#### Task prompt
Make an exact copy of the records, with the images left out.

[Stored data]
________________________
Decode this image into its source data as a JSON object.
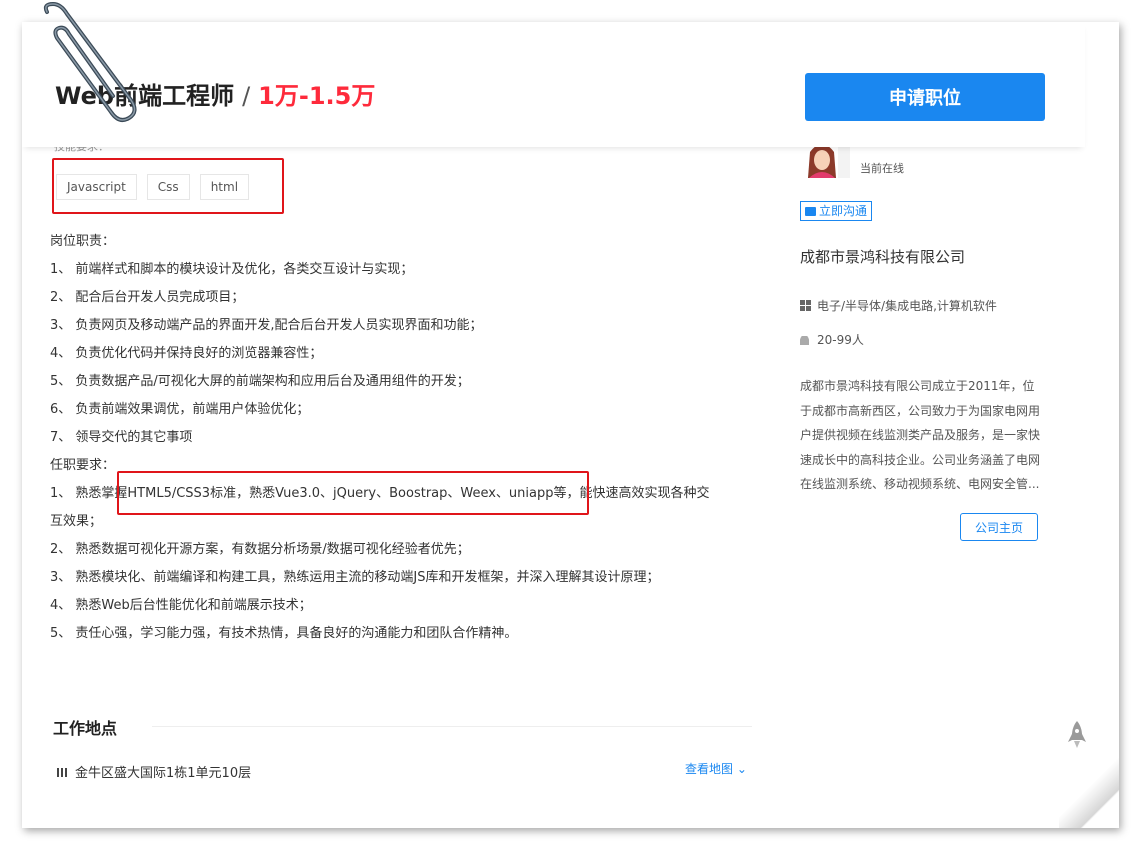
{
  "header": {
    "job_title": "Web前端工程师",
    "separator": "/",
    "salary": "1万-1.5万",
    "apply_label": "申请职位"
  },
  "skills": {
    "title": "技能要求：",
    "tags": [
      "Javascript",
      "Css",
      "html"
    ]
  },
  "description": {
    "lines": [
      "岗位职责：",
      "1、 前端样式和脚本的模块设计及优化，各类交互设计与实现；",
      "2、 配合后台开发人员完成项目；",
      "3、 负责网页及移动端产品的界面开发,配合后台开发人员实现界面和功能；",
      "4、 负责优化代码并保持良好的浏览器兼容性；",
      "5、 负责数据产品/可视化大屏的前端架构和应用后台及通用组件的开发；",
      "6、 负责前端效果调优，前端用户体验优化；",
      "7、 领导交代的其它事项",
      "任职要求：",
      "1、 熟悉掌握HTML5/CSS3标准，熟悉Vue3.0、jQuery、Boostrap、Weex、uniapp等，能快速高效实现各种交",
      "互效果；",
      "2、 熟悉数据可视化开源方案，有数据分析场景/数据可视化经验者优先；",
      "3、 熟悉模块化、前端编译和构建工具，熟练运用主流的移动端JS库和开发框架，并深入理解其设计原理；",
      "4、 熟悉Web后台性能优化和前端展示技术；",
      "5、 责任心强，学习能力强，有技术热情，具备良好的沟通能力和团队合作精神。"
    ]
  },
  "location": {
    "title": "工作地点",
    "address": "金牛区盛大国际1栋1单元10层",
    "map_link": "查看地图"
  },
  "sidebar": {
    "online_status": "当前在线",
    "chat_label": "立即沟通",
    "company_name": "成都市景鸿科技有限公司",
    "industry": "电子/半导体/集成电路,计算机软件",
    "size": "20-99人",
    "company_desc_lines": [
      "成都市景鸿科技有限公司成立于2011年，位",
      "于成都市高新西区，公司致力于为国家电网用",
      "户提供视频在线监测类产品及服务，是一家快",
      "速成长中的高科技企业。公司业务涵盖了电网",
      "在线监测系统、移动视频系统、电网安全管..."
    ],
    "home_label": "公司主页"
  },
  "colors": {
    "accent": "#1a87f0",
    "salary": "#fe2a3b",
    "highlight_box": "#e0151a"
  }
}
________________________
#### Completed task
Decode this image into its source data as a JSON object.
{
  "header": {
    "job_title": "Web前端工程师",
    "separator": "/",
    "salary": "1万-1.5万",
    "apply_label": "申请职位"
  },
  "skills": {
    "title": "技能要求：",
    "tags": [
      "Javascript",
      "Css",
      "html"
    ]
  },
  "description": {
    "lines": [
      "岗位职责：",
      "1、 前端样式和脚本的模块设计及优化，各类交互设计与实现；",
      "2、 配合后台开发人员完成项目；",
      "3、 负责网页及移动端产品的界面开发,配合后台开发人员实现界面和功能；",
      "4、 负责优化代码并保持良好的浏览器兼容性；",
      "5、 负责数据产品/可视化大屏的前端架构和应用后台及通用组件的开发；",
      "6、 负责前端效果调优，前端用户体验优化；",
      "7、 领导交代的其它事项",
      "任职要求：",
      "1、 熟悉掌握HTML5/CSS3标准，熟悉Vue3.0、jQuery、Boostrap、Weex、uniapp等，能快速高效实现各种交",
      "互效果；",
      "2、 熟悉数据可视化开源方案，有数据分析场景/数据可视化经验者优先；",
      "3、 熟悉模块化、前端编译和构建工具，熟练运用主流的移动端JS库和开发框架，并深入理解其设计原理；",
      "4、 熟悉Web后台性能优化和前端展示技术；",
      "5、 责任心强，学习能力强，有技术热情，具备良好的沟通能力和团队合作精神。"
    ]
  },
  "location": {
    "title": "工作地点",
    "address": "金牛区盛大国际1栋1单元10层",
    "map_link": "查看地图"
  },
  "sidebar": {
    "online_status": "当前在线",
    "chat_label": "立即沟通",
    "company_name": "成都市景鸿科技有限公司",
    "industry": "电子/半导体/集成电路,计算机软件",
    "size": "20-99人",
    "company_desc_lines": [
      "成都市景鸿科技有限公司成立于2011年，位",
      "于成都市高新西区，公司致力于为国家电网用",
      "户提供视频在线监测类产品及服务，是一家快",
      "速成长中的高科技企业。公司业务涵盖了电网",
      "在线监测系统、移动视频系统、电网安全管..."
    ],
    "home_label": "公司主页"
  },
  "colors": {
    "accent": "#1a87f0",
    "salary": "#fe2a3b",
    "highlight_box": "#e0151a"
  }
}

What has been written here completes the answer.